Start of Data lines
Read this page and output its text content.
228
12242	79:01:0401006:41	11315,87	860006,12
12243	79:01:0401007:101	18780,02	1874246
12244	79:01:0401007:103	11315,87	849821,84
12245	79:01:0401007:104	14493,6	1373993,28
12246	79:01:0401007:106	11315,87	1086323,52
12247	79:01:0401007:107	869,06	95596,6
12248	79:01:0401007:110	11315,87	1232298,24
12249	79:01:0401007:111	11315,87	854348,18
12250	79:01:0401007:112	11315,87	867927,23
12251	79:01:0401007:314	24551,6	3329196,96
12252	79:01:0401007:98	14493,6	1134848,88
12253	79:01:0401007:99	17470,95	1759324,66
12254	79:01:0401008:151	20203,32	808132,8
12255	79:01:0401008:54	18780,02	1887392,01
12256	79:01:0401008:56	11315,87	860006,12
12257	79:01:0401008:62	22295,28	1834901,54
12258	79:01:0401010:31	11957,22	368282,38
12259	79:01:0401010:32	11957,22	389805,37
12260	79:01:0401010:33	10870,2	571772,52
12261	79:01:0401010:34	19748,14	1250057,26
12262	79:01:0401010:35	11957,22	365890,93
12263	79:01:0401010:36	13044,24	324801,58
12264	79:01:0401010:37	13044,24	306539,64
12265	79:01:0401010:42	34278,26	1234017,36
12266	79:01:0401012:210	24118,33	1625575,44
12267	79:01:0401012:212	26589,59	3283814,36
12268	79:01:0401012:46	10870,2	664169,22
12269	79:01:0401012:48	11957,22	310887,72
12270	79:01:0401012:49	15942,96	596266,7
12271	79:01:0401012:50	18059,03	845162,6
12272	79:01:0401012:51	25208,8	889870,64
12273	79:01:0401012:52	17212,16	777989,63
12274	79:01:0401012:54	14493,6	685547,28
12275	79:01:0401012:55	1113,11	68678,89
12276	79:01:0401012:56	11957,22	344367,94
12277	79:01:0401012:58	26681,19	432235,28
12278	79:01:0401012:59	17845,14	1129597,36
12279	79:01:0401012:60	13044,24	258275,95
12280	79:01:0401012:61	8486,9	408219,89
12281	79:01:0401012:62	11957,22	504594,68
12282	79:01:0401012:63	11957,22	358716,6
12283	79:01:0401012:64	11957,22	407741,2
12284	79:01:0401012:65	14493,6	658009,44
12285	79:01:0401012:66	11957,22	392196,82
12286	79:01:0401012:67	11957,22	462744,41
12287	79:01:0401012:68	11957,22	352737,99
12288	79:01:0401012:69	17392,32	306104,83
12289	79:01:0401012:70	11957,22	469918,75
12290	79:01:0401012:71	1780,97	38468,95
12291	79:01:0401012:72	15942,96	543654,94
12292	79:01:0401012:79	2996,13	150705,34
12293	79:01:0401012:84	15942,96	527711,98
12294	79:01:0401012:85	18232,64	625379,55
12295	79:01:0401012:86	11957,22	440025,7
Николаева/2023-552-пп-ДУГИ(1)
End of Data lines
- Exercise requirements -
Every line of the data above should be reproduced word for word.

- Response -
Read this page and output its text content.
228
12242	79:01:0401006:41	11315,87	860006,12
12243	79:01:0401007:101	18780,02	1874246
12244	79:01:0401007:103	11315,87	849821,84
12245	79:01:0401007:104	14493,6	1373993,28
12246	79:01:0401007:106	11315,87	1086323,52
12247	79:01:0401007:107	869,06	95596,6
12248	79:01:0401007:110	11315,87	1232298,24
12249	79:01:0401007:111	11315,87	854348,18
12250	79:01:0401007:112	11315,87	867927,23
12251	79:01:0401007:314	24551,6	3329196,96
12252	79:01:0401007:98	14493,6	1134848,88
12253	79:01:0401007:99	17470,95	1759324,66
12254	79:01:0401008:151	20203,32	808132,8
12255	79:01:0401008:54	18780,02	1887392,01
12256	79:01:0401008:56	11315,87	860006,12
12257	79:01:0401008:62	22295,28	1834901,54
12258	79:01:0401010:31	11957,22	368282,38
12259	79:01:0401010:32	11957,22	389805,37
12260	79:01:0401010:33	10870,2	571772,52
12261	79:01:0401010:34	19748,14	1250057,26
12262	79:01:0401010:35	11957,22	365890,93
12263	79:01:0401010:36	13044,24	324801,58
12264	79:01:0401010:37	13044,24	306539,64
12265	79:01:0401010:42	34278,26	1234017,36
12266	79:01:0401012:210	24118,33	1625575,44
12267	79:01:0401012:212	26589,59	3283814,36
12268	79:01:0401012:46	10870,2	664169,22
12269	79:01:0401012:48	11957,22	310887,72
12270	79:01:0401012:49	15942,96	596266,7
12271	79:01:0401012:50	18059,03	845162,6
12272	79:01:0401012:51	25208,8	889870,64
12273	79:01:0401012:52	17212,16	777989,63
12274	79:01:0401012:54	14493,6	685547,28
12275	79:01:0401012:55	1113,11	68678,89
12276	79:01:0401012:56	11957,22	344367,94
12277	79:01:0401012:58	26681,19	432235,28
12278	79:01:0401012:59	17845,14	1129597,36
12279	79:01:0401012:60	13044,24	258275,95
12280	79:01:0401012:61	8486,9	408219,89
12281	79:01:0401012:62	11957,22	504594,68
12282	79:01:0401012:63	11957,22	358716,6
12283	79:01:0401012:64	11957,22	407741,2
12284	79:01:0401012:65	14493,6	658009,44
12285	79:01:0401012:66	11957,22	392196,82
12286	79:01:0401012:67	11957,22	462744,41
12287	79:01:0401012:68	11957,22	352737,99
12288	79:01:0401012:69	17392,32	306104,83
12289	79:01:0401012:70	11957,22	469918,75
12290	79:01:0401012:71	1780,97	38468,95
12291	79:01:0401012:72	15942,96	543654,94
12292	79:01:0401012:79	2996,13	150705,34
12293	79:01:0401012:84	15942,96	527711,98
12294	79:01:0401012:85	18232,64	625379,55
12295	79:01:0401012:86	11957,22	440025,7
Николаева/2023-552-пп-ДУГИ(1)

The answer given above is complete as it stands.